>> begin

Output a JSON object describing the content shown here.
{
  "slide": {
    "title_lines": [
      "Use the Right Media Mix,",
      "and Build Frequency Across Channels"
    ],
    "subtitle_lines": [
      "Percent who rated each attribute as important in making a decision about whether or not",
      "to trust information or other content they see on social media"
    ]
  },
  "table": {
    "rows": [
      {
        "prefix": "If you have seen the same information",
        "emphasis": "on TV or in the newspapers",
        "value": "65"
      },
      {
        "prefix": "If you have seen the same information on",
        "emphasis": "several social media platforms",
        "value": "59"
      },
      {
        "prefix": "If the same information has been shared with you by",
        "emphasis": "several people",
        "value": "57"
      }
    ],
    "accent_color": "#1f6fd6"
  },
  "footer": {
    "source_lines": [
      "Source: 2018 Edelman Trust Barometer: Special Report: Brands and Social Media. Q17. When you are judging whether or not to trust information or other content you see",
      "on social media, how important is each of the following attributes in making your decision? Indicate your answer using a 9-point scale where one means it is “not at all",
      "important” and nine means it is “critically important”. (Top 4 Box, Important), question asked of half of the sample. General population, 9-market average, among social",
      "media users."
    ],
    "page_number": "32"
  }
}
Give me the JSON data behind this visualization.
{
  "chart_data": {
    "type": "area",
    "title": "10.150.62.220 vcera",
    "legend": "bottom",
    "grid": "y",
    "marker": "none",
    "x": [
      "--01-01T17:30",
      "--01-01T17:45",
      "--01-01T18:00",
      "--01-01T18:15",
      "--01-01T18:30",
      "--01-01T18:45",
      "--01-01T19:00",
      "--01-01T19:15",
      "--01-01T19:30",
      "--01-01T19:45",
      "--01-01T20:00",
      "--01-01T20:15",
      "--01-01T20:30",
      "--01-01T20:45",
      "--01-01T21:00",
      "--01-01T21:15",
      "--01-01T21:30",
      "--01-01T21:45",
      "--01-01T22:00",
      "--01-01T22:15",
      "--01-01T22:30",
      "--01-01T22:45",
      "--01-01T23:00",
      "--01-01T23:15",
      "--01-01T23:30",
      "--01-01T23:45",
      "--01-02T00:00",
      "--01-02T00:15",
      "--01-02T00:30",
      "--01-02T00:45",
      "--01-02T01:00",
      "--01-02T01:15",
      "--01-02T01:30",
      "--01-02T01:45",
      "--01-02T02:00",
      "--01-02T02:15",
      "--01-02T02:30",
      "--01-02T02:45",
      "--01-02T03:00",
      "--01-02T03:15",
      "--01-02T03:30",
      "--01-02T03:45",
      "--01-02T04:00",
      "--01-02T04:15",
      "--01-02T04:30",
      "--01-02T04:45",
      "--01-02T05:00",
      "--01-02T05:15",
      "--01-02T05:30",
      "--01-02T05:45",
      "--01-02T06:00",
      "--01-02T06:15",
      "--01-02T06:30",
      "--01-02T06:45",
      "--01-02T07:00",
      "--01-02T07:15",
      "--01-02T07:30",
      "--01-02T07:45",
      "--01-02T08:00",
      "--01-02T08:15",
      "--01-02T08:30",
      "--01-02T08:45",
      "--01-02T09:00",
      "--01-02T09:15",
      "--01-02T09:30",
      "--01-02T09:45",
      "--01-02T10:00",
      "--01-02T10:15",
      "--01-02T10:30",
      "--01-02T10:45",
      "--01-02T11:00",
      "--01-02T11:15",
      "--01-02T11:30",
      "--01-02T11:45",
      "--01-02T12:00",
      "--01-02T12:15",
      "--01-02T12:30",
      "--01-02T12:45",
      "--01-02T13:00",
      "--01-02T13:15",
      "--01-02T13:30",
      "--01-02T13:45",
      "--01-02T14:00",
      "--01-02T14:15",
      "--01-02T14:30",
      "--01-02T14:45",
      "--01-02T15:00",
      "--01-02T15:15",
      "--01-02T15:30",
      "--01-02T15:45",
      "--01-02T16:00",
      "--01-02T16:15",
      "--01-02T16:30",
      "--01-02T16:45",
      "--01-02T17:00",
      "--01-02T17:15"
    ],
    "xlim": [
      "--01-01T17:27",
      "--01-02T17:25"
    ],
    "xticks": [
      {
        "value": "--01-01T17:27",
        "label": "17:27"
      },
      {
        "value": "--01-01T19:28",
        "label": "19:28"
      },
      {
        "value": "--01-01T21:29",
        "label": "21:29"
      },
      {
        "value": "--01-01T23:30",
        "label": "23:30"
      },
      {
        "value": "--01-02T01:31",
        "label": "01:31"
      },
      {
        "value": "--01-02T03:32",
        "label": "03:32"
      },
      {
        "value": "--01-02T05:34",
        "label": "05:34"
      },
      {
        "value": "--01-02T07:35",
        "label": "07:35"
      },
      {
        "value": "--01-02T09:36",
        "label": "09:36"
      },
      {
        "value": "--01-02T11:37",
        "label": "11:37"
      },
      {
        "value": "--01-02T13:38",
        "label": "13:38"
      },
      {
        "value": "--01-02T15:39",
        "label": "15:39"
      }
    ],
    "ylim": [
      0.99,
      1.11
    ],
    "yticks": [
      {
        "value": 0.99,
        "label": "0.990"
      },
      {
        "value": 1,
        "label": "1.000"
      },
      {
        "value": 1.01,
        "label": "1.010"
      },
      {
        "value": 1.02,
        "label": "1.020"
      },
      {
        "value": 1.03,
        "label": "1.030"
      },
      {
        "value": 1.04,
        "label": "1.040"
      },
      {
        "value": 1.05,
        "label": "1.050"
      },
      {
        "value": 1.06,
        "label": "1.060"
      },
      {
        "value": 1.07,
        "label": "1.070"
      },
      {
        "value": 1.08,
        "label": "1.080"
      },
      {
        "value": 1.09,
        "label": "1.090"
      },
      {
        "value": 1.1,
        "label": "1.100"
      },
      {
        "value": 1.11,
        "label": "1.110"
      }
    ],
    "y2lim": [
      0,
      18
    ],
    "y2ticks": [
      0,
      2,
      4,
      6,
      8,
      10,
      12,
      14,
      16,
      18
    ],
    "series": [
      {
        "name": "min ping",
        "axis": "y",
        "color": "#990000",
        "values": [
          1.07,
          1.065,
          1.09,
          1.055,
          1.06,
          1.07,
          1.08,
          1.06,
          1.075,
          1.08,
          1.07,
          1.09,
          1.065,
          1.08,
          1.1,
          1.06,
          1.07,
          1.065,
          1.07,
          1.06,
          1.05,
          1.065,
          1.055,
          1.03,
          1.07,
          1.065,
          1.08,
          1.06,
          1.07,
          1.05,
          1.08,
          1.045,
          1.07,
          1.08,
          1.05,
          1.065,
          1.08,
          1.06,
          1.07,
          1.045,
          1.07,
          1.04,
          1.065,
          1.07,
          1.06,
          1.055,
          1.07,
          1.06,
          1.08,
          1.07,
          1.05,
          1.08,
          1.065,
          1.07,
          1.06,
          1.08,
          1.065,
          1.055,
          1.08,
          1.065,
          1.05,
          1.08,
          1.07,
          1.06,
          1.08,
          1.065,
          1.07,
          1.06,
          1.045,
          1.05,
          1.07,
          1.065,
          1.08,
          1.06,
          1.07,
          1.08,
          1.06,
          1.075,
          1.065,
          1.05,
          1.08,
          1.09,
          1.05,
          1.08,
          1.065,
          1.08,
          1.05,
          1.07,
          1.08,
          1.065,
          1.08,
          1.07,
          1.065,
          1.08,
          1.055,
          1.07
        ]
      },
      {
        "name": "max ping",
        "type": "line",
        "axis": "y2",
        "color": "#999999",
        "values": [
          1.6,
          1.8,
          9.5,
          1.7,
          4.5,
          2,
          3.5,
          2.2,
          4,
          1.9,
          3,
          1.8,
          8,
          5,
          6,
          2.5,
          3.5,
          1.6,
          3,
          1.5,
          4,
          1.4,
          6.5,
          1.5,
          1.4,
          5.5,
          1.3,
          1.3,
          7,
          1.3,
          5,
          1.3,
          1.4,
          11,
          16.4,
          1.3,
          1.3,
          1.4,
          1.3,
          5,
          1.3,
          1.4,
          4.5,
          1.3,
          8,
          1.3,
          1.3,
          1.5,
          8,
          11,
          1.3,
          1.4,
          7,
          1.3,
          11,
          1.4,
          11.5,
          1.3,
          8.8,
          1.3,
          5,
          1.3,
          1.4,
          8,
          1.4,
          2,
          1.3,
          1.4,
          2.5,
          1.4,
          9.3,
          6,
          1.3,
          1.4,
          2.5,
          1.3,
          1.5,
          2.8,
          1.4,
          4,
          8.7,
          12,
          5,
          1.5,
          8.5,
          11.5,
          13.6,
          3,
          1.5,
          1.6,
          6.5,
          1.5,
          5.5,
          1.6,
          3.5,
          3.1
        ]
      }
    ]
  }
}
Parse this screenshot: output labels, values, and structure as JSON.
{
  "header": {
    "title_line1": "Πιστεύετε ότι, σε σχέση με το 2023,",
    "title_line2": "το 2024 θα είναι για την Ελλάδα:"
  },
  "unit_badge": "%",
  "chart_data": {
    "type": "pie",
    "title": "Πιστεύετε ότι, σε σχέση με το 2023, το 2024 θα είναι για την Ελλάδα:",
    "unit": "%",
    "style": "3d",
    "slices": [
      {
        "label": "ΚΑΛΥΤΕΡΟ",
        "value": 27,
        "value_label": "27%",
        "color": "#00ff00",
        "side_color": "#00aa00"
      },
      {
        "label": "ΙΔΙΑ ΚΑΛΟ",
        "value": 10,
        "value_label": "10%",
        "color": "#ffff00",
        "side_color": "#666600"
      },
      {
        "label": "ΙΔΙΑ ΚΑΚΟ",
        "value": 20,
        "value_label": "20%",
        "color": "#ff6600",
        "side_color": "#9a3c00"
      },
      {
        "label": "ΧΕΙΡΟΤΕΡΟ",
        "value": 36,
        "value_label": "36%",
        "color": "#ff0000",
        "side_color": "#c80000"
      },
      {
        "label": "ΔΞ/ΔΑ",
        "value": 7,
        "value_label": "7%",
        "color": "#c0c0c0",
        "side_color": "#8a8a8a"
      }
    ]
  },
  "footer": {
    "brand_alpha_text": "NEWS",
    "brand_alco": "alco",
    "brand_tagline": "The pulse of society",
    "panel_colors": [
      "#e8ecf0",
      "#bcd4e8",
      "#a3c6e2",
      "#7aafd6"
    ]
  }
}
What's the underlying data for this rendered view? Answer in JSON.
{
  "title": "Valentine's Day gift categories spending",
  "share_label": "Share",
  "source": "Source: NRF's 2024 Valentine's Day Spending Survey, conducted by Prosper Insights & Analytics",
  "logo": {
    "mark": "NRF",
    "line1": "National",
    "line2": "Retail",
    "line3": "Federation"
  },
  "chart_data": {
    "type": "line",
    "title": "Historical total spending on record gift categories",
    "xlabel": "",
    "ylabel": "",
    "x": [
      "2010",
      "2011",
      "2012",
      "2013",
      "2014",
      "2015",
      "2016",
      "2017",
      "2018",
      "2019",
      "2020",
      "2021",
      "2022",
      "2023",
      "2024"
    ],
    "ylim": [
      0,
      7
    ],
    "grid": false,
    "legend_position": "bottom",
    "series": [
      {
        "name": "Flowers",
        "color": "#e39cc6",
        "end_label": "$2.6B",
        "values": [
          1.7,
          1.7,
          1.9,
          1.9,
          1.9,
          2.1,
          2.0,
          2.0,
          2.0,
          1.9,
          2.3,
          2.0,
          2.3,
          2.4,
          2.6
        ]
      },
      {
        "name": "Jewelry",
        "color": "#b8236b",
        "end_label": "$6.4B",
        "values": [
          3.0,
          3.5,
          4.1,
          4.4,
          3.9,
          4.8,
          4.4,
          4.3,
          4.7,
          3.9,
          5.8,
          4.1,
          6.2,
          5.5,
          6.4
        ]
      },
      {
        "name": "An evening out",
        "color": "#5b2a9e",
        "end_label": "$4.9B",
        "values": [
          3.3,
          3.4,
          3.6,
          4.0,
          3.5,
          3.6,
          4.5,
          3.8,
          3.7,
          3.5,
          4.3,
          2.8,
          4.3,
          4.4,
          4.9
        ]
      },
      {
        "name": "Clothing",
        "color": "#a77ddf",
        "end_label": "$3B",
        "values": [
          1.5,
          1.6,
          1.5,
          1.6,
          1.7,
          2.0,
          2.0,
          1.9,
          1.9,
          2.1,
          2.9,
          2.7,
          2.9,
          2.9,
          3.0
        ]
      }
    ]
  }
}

>> end

EXERCISE BRIEF
Give the number of lines in the data that contain "content", with no other words.

WORKED SOLUTION
3